### Exercise prompt
State how many lines of the records contain the string "några", and give no other information.

### Raw data
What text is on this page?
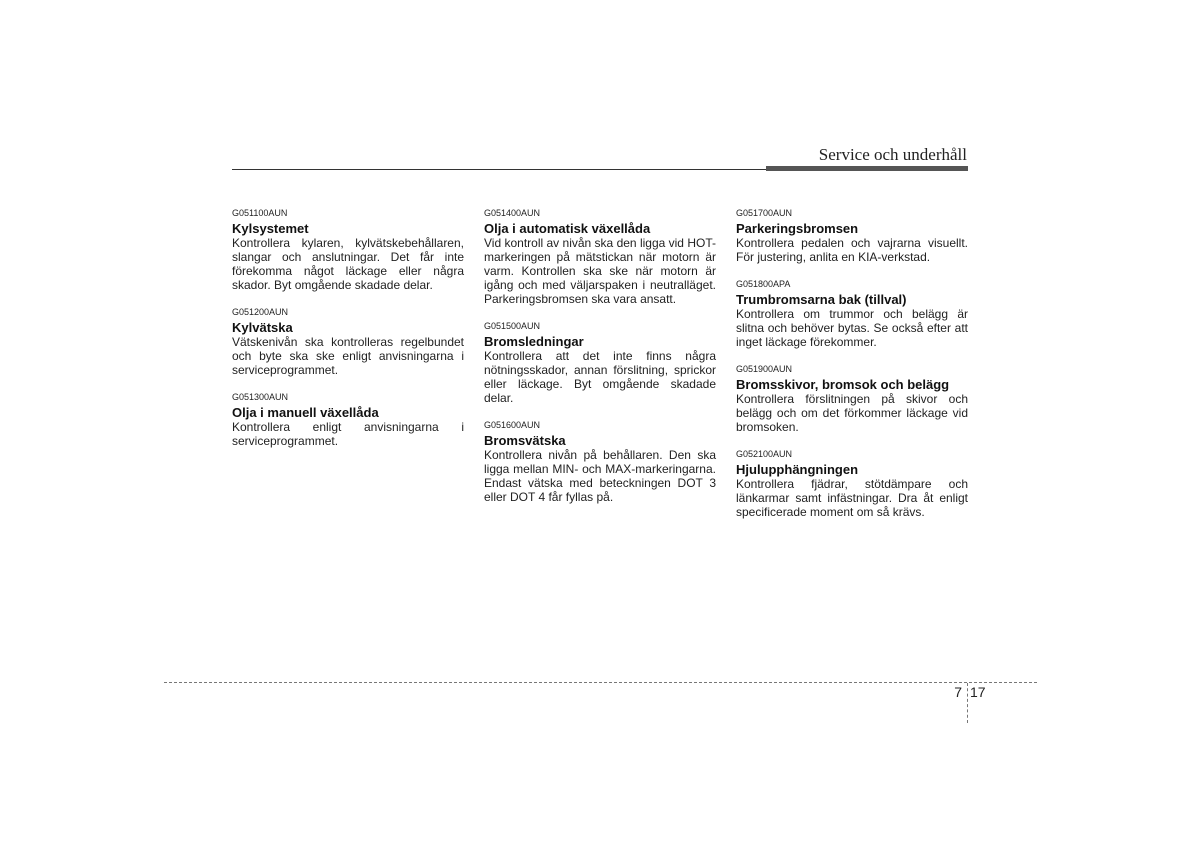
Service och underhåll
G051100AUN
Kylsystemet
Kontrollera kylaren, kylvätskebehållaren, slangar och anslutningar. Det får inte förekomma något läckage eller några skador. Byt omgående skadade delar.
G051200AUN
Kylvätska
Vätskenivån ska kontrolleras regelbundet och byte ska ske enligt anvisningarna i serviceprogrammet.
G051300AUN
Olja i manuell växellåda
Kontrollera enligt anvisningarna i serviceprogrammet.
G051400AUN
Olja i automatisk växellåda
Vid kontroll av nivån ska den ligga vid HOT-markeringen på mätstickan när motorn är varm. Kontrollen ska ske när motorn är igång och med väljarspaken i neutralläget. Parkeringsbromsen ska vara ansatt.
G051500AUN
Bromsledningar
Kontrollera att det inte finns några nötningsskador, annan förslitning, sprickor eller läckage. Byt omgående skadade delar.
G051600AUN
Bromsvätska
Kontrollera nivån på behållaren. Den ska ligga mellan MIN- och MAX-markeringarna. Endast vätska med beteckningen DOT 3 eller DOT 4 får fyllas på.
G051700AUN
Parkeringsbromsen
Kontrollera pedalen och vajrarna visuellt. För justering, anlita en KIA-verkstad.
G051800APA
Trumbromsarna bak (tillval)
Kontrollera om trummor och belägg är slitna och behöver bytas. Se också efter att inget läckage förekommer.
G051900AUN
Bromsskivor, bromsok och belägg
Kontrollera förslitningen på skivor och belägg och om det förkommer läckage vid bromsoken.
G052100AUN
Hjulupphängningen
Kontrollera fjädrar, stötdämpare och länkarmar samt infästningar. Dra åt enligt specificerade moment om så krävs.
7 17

### Exercise solution
2